> **Work to be completed**: Tally the lines of the listing that contain the string "Rainbow". Give the number and nothing else.

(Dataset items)

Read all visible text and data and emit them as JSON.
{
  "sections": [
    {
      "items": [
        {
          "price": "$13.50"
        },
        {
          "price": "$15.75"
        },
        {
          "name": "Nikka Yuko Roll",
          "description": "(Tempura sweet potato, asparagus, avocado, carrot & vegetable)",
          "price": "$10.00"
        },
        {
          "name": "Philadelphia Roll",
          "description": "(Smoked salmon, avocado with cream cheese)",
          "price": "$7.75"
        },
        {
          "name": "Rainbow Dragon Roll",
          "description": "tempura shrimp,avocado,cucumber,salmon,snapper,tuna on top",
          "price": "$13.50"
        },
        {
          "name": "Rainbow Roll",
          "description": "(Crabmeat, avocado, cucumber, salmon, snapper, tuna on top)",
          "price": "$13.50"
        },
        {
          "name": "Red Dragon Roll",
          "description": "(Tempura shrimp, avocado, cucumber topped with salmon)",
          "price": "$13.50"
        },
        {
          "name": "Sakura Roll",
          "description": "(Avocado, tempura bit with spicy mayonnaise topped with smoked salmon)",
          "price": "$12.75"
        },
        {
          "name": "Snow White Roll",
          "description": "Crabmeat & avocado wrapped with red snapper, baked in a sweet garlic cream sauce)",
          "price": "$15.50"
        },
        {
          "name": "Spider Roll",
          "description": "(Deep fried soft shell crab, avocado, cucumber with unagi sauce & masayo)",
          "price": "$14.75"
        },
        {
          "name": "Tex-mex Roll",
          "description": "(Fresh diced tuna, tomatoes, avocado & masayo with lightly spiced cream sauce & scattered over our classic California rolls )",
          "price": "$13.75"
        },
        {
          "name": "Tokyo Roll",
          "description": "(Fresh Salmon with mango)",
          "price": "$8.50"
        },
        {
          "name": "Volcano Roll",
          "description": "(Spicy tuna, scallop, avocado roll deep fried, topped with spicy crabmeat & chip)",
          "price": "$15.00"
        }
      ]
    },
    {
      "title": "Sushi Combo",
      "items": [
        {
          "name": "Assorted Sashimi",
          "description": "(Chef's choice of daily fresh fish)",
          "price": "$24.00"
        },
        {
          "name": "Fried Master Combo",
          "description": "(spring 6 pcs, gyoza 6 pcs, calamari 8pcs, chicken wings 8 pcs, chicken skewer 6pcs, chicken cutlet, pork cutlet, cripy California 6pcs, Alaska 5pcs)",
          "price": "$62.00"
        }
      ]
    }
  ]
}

> **Solution for this problem**: 2